EXERCISE AIM: Return a copy of every line in the records that includes the word "العزاوي".
* * * *
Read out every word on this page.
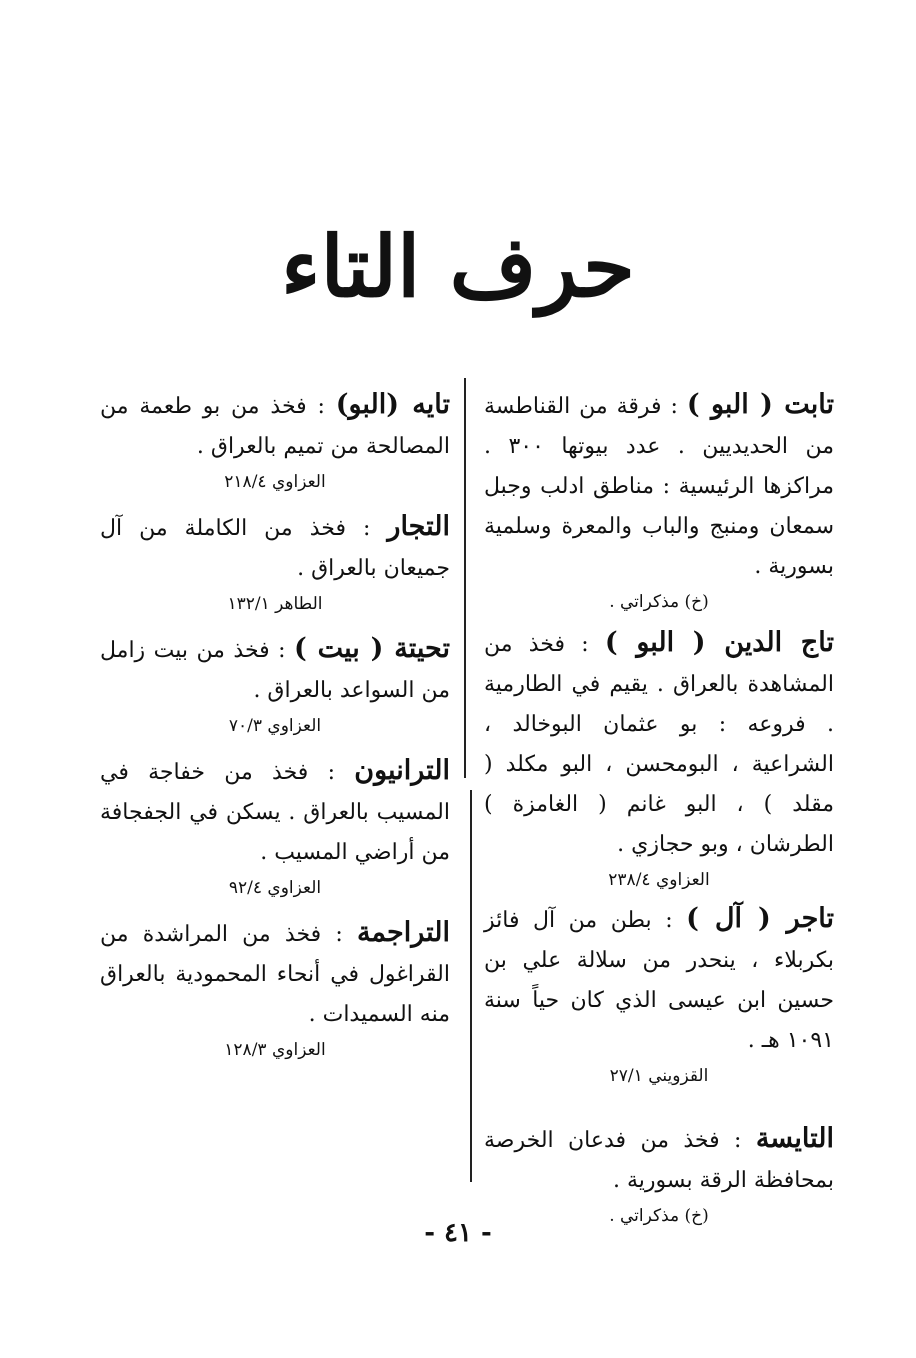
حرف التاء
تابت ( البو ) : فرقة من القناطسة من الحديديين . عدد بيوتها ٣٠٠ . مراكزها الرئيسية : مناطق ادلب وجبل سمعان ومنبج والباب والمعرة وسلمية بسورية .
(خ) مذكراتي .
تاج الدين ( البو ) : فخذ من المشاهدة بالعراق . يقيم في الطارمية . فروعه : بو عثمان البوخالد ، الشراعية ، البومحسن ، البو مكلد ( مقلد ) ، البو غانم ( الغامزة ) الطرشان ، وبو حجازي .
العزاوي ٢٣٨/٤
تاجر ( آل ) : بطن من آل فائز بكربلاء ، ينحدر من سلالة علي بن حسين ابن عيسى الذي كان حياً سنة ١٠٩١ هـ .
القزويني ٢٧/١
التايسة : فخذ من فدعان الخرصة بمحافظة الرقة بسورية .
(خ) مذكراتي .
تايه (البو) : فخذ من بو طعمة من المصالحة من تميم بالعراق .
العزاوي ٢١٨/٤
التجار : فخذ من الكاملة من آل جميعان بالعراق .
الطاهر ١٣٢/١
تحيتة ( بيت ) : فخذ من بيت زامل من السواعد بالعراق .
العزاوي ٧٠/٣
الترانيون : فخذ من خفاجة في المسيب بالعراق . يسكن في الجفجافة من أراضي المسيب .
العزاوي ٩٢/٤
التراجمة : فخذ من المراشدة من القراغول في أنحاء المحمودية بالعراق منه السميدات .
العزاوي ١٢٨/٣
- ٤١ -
* * * *
TASK SOLUTION:
العزاوي ٢٣٨/٤
العزاوي ٢١٨/٤
العزاوي ٧٠/٣
العزاوي ٩٢/٤
العزاوي ١٢٨/٣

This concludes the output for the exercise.